* _Kısa alıştırma A_:
Aşağıdaki Nuri Günay söyleşisinde “AKP/Saray iktidarı, resmi olarak” diye başlayan paragrafı ana bilgilerini koruyarak maddeler hâlinde yeniden yazın.
* _Kısa alıştırma B_:
Aşağıdaki Nuri Günay söyleşisine dayanarak şu soruları yanıtlayın:
(i) Nuri Günay hangi örgütün genel sekreteridir?
(ii) AKP, anayasa paketi konusunda hangi partiyle anlaştı?
(iii) Halkevleri kısa bir süre önce hangi örgütlere birleşik mücadele çağrısı yaptı?
* _Kısa alıştırma C_:
Aşağıdaki Nuri Günay söyleşisini son cümlesinden itibaren devam ettirin.

____ Verilen metin

Günay: Açık faşizme karşı birleşik mücadele zamanı

Halkevleri Genel Sekreteri Nuri Günay, Türkiye’de “açık faşizme” doğru bir gidiş olduğunu belirterek sosyalist örgütlerin birleşik mücadele için yan yana gelmesi gerektiğini vurguladı.

AKP/Saray iktidarı, resmi olarak başkanlık sistemine geçiş sürecini hızlandırdı. AKP ile MHP, başkanlık rejimine geçişi öngören anayasa paketi konusunda anlaştı. Açıklamalara bakılırsa, anayasa paketi önümüzdeki hafta Meclis’e getirilecek.

AKP’liler “OHAL referandum öncesinde kaldırılacak” dese de toplumsal muhalefet üzerindeki baskılar artıyor.

AKP/Saray iktidarının kuşatması karşısında toplumsal muhafet nasıl hareket edecek? Kuşatma nasıl kırılacak? Birleşik mücadele nasıl geliştirilecek.

Bu sorulara kısa bir süre önce ÖDP ve HTKP’ye birleşik mücadele çağrısı yapan Halkevleri’nin Genel Sekreteri Nuri Günay yanıt verdi.

7 Haziran'dan bu yana yaşananlar ortada. İktidar bakımından süreç bundan sonra nasıl ilerleyecek?

________
____ Veri kayıtları

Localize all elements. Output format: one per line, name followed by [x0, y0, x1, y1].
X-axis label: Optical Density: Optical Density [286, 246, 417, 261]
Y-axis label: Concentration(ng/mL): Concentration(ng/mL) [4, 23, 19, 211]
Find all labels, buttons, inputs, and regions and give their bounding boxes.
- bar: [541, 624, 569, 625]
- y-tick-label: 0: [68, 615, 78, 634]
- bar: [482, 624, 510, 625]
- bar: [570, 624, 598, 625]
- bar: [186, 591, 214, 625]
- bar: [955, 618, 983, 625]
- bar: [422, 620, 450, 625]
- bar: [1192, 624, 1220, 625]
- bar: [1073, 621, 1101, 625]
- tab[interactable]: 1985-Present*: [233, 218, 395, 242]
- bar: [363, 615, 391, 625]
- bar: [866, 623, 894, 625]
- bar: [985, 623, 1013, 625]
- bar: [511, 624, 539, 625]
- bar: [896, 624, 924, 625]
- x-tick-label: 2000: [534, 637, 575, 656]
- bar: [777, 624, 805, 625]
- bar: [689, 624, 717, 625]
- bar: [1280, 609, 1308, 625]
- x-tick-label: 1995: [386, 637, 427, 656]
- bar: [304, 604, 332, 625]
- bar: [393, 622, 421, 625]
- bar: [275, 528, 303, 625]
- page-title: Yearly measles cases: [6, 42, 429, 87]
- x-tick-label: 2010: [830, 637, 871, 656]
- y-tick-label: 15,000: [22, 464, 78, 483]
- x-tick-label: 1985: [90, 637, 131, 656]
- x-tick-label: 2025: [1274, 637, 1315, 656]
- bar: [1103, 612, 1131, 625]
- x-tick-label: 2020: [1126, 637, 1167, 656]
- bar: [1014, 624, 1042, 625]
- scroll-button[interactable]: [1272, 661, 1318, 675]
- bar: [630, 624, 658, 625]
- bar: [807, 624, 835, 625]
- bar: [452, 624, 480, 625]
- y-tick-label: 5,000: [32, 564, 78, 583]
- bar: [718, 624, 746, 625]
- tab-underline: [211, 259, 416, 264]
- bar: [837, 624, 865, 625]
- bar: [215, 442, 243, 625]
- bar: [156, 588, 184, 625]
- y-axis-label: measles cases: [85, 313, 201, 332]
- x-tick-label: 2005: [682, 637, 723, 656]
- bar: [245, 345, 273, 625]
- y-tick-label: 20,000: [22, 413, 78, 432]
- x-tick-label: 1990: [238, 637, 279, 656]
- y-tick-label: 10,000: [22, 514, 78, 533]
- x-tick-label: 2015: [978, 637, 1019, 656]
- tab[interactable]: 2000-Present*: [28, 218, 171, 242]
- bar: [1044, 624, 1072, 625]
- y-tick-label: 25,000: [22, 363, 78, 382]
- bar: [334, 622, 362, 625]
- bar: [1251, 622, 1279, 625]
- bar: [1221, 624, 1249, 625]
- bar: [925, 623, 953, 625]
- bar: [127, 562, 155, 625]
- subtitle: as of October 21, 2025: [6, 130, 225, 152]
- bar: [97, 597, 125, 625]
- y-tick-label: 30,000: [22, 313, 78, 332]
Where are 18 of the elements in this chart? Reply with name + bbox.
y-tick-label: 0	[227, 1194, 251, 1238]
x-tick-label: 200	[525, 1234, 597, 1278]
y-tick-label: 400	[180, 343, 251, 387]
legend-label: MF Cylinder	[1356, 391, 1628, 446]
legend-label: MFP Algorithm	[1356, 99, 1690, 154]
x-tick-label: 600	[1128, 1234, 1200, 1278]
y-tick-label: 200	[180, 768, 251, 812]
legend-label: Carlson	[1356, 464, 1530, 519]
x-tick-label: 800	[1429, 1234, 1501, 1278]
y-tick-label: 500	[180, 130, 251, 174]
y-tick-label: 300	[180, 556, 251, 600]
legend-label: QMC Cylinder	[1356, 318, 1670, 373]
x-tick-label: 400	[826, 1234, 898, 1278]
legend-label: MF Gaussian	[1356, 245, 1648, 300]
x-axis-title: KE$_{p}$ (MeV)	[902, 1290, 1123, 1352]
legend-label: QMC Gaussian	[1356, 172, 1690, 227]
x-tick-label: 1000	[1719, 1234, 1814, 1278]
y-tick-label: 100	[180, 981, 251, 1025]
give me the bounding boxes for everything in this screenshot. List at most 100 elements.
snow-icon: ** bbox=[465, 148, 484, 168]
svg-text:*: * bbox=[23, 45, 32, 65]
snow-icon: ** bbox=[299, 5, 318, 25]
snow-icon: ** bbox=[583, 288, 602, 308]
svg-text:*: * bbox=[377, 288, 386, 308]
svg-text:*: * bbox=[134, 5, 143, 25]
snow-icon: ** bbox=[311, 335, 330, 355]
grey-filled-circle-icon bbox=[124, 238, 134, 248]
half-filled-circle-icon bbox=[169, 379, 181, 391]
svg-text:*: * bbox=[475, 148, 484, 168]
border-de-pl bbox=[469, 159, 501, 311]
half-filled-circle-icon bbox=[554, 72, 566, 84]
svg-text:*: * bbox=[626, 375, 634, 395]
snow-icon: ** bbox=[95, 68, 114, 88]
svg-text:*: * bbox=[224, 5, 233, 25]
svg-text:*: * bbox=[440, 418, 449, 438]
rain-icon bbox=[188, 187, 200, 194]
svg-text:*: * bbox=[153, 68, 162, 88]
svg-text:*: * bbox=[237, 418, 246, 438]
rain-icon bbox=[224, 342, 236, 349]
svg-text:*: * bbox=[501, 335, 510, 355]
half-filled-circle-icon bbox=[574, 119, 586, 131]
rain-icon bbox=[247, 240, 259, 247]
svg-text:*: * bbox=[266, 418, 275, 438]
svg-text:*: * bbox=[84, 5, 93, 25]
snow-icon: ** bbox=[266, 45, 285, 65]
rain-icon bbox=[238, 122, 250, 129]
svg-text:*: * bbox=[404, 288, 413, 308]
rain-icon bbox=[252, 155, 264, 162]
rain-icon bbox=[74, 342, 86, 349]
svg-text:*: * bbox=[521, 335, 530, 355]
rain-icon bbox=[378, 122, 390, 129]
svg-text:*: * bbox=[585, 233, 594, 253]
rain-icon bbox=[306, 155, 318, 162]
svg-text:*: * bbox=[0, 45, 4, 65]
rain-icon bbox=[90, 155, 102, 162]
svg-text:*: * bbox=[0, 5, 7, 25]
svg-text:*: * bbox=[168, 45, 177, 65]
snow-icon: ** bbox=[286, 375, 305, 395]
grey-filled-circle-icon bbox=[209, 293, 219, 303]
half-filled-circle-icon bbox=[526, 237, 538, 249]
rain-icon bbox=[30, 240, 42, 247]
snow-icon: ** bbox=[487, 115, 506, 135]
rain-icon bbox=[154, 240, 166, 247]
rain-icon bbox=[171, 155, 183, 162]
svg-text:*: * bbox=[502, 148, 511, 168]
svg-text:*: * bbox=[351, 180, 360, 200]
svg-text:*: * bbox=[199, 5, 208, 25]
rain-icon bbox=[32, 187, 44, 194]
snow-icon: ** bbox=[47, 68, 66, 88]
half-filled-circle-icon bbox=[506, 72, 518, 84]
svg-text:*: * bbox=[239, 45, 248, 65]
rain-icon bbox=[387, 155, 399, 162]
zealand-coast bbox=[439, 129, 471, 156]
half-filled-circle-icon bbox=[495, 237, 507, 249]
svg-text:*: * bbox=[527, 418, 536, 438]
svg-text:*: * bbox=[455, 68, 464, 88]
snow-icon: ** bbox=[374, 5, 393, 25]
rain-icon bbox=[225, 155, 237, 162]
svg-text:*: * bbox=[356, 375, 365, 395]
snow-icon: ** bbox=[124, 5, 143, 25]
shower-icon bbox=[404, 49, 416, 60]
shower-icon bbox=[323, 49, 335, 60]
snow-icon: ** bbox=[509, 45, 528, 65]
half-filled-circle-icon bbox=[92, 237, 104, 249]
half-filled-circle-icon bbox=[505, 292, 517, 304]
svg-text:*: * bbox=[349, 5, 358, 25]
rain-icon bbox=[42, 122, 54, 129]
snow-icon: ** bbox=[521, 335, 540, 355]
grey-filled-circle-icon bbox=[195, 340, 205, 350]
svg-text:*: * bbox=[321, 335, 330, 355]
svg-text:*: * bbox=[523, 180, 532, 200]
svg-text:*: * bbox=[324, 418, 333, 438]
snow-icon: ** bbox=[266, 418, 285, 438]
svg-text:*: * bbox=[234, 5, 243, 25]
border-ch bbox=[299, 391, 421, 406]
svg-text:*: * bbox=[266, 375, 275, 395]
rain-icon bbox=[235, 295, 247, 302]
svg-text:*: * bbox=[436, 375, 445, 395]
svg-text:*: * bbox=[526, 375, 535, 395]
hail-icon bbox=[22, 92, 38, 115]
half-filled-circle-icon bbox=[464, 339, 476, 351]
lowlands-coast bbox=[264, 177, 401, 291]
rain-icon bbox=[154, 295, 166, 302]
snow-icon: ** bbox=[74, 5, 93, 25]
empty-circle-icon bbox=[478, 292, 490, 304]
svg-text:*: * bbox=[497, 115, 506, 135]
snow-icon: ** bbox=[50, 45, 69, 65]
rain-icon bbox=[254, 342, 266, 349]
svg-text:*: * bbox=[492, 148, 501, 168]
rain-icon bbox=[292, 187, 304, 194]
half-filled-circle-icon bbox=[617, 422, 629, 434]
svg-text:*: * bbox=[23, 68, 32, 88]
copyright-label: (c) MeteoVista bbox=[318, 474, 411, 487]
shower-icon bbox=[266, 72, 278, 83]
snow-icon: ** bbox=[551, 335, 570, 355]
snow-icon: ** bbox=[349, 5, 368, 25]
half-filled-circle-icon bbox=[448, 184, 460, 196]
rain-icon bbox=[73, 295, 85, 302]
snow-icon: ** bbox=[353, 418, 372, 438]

________

* _Görev yanıtı A_:
- AKP/Saray iktidarı, başkanlık sistemine geçiş sürecini resmi olarak hızlandırdı.
- AKP ile MHP, başkanlık rejimine geçişi öngören anayasa paketi üzerinde anlaştı.
- Açıklamalara göre paket önümüzdeki hafta Meclis'e getirilecek.

* _Görev yanıtı B_:
(i) Halkevleri
(ii) MHP
(iii) ÖDP ve HTKP

* _Görev yanıtı C_:
AKP, bu sürecin geri dönülemez bir süreç olduğunu düşünüyor. Çünkü, başkanlık sisteminin aynı zamanda iktidarda kalma meselesi ile birebir paralel yürüdüğünü düşünüyorlar. Bunun da Türkiye'de burjuva demokratik yöntemlerle dahi gerçekleşeceğini düşünmüyorlar. Bu konuda 7 Haziran onlar açısından ciddi bir yara oldu. Ülkemiz ise bir savaş ve katliam sürecine sokulmuş oldu. İktidarda olmadıkları anda, iktidarları döneminde yaptıkları suçlardan yargılanabilme ihtimali çok yüksek. Bundan kaynaklı iktidarda kalmak için herşeyi yapacaklar.

Bu dengeyi ne değiştirir?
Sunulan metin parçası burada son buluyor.